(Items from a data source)
= = = =

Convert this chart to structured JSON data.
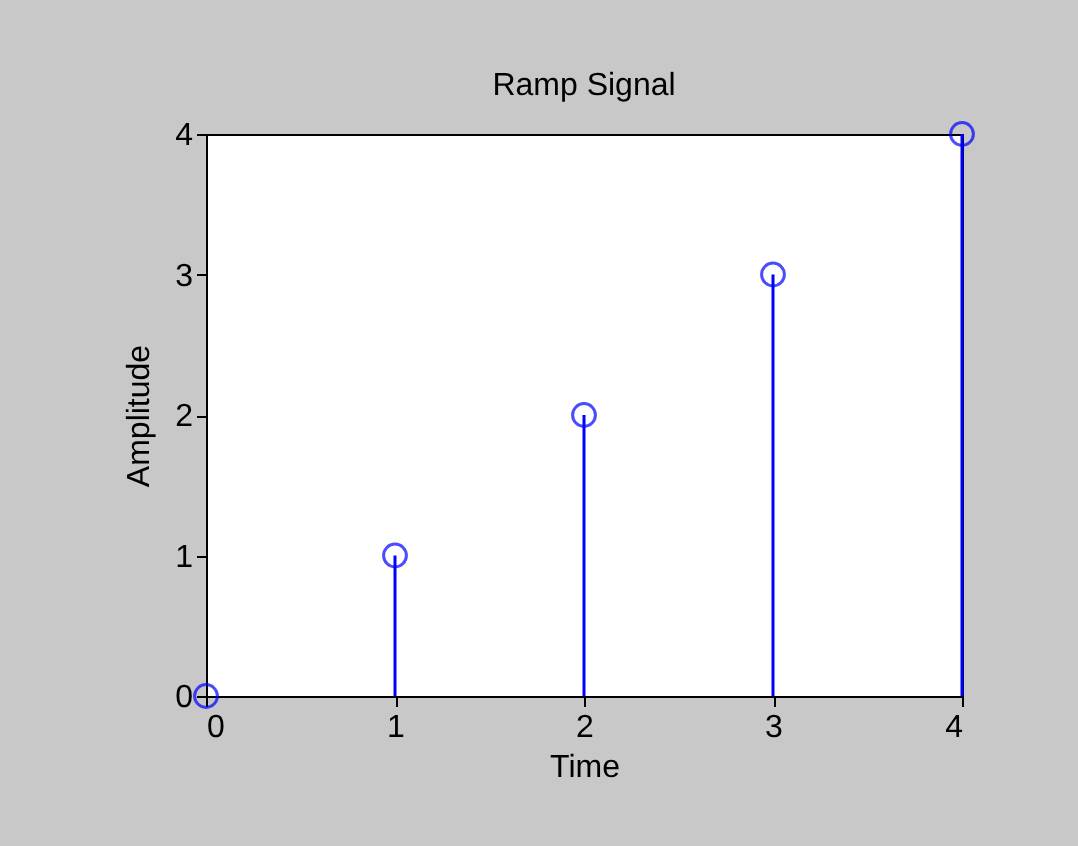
{
  "chart_data": {
    "type": "lollipop",
    "title": "Ramp Signal",
    "xlabel": "Time",
    "ylabel": "Amplitude",
    "x": [
      0,
      1,
      2,
      3,
      4
    ],
    "series": [
      {
        "color": "#0000ff",
        "values": [
          0,
          1,
          2,
          3,
          4
        ]
      }
    ],
    "xlim": [
      0,
      4
    ],
    "xticks": [
      0,
      1,
      2,
      3,
      4
    ],
    "ylim": [
      0,
      4
    ],
    "yticks": [
      0,
      1,
      2,
      3,
      4
    ],
    "marker": "circle",
    "grid": false
  }
}
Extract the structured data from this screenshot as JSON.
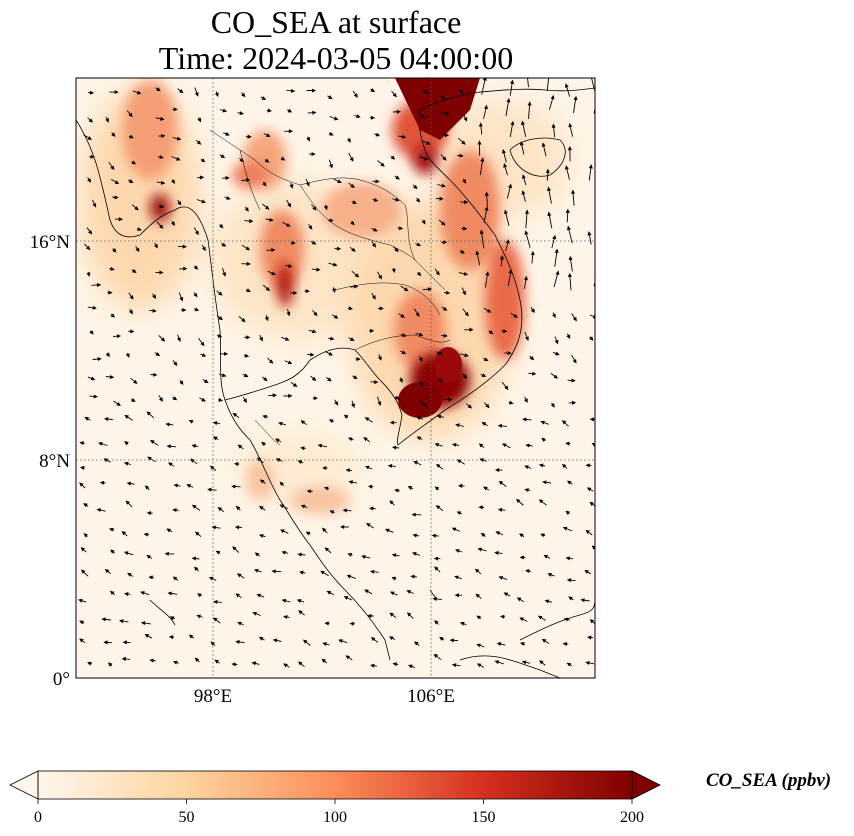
{
  "figure": {
    "title_line1": "CO_SEA at surface",
    "title_line2": "Time: 2024-03-05 04:00:00"
  },
  "map": {
    "lat_ticks": [
      "16°N",
      "8°N",
      "0°"
    ],
    "lon_ticks": [
      "98°E",
      "106°E"
    ],
    "gridlines": "dotted"
  },
  "colorbar": {
    "label": "CO_SEA (ppbv)",
    "ticks": [
      "0",
      "50",
      "100",
      "150",
      "200"
    ],
    "range": [
      0,
      200
    ],
    "extend": "both",
    "colormap": "OrRd",
    "colors": [
      "#fff7ec",
      "#fdd49e",
      "#fc8d59",
      "#d7301f",
      "#7f0000"
    ]
  },
  "chart_data": {
    "type": "heatmap",
    "variable": "CO_SEA",
    "units": "ppbv",
    "level": "surface",
    "time": "2024-03-05 04:00:00",
    "lon_range": [
      93,
      112
    ],
    "lat_range": [
      0,
      22
    ],
    "value_range": [
      0,
      200
    ],
    "hotspots": [
      {
        "lon": 107,
        "lat": 21.5,
        "value": 200
      },
      {
        "lon": 106.5,
        "lat": 20.5,
        "value": 190
      },
      {
        "lon": 106,
        "lat": 10.2,
        "value": 200
      },
      {
        "lon": 106.6,
        "lat": 11,
        "value": 170
      },
      {
        "lon": 96.2,
        "lat": 17.3,
        "value": 180
      },
      {
        "lon": 101.6,
        "lat": 14.2,
        "value": 170
      },
      {
        "lon": 95.5,
        "lat": 20.5,
        "value": 110
      },
      {
        "lon": 101.2,
        "lat": 18.5,
        "value": 90
      },
      {
        "lon": 108.8,
        "lat": 14.5,
        "value": 140
      },
      {
        "lon": 103.5,
        "lat": 17,
        "value": 90
      },
      {
        "lon": 104.5,
        "lat": 12.8,
        "value": 100
      },
      {
        "lon": 102.5,
        "lat": 6.5,
        "value": 60
      }
    ]
  }
}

= = = =

**GIVEN TASK**
Images must not appear in the copy; reproduce everything else in the records verbatim.

**FINISHED EXERCISE**
Convert this chart to structured JSON data.
{
  "chart_data": {
    "type": "lollipop",
    "title": "Ramp Signal",
    "xlabel": "Time",
    "ylabel": "Amplitude",
    "x": [
      0,
      1,
      2,
      3,
      4
    ],
    "series": [
      {
        "color": "#0000ff",
        "values": [
          0,
          1,
          2,
          3,
          4
        ]
      }
    ],
    "xlim": [
      0,
      4
    ],
    "xticks": [
      0,
      1,
      2,
      3,
      4
    ],
    "ylim": [
      0,
      4
    ],
    "yticks": [
      0,
      1,
      2,
      3,
      4
    ],
    "marker": "circle",
    "grid": false
  }
}
Extract the structured data from this screenshot as JSON.
{
  "figure": {
    "title_line1": "CO_SEA at surface",
    "title_line2": "Time: 2024-03-05 04:00:00"
  },
  "map": {
    "lat_ticks": [
      "16°N",
      "8°N",
      "0°"
    ],
    "lon_ticks": [
      "98°E",
      "106°E"
    ],
    "gridlines": "dotted"
  },
  "colorbar": {
    "label": "CO_SEA (ppbv)",
    "ticks": [
      "0",
      "50",
      "100",
      "150",
      "200"
    ],
    "range": [
      0,
      200
    ],
    "extend": "both",
    "colormap": "OrRd",
    "colors": [
      "#fff7ec",
      "#fdd49e",
      "#fc8d59",
      "#d7301f",
      "#7f0000"
    ]
  },
  "chart_data": {
    "type": "heatmap",
    "variable": "CO_SEA",
    "units": "ppbv",
    "level": "surface",
    "time": "2024-03-05 04:00:00",
    "lon_range": [
      93,
      112
    ],
    "lat_range": [
      0,
      22
    ],
    "value_range": [
      0,
      200
    ],
    "hotspots": [
      {
        "lon": 107,
        "lat": 21.5,
        "value": 200
      },
      {
        "lon": 106.5,
        "lat": 20.5,
        "value": 190
      },
      {
        "lon": 106,
        "lat": 10.2,
        "value": 200
      },
      {
        "lon": 106.6,
        "lat": 11,
        "value": 170
      },
      {
        "lon": 96.2,
        "lat": 17.3,
        "value": 180
      },
      {
        "lon": 101.6,
        "lat": 14.2,
        "value": 170
      },
      {
        "lon": 95.5,
        "lat": 20.5,
        "value": 110
      },
      {
        "lon": 101.2,
        "lat": 18.5,
        "value": 90
      },
      {
        "lon": 108.8,
        "lat": 14.5,
        "value": 140
      },
      {
        "lon": 103.5,
        "lat": 17,
        "value": 90
      },
      {
        "lon": 104.5,
        "lat": 12.8,
        "value": 100
      },
      {
        "lon": 102.5,
        "lat": 6.5,
        "value": 60
      }
    ]
  }
}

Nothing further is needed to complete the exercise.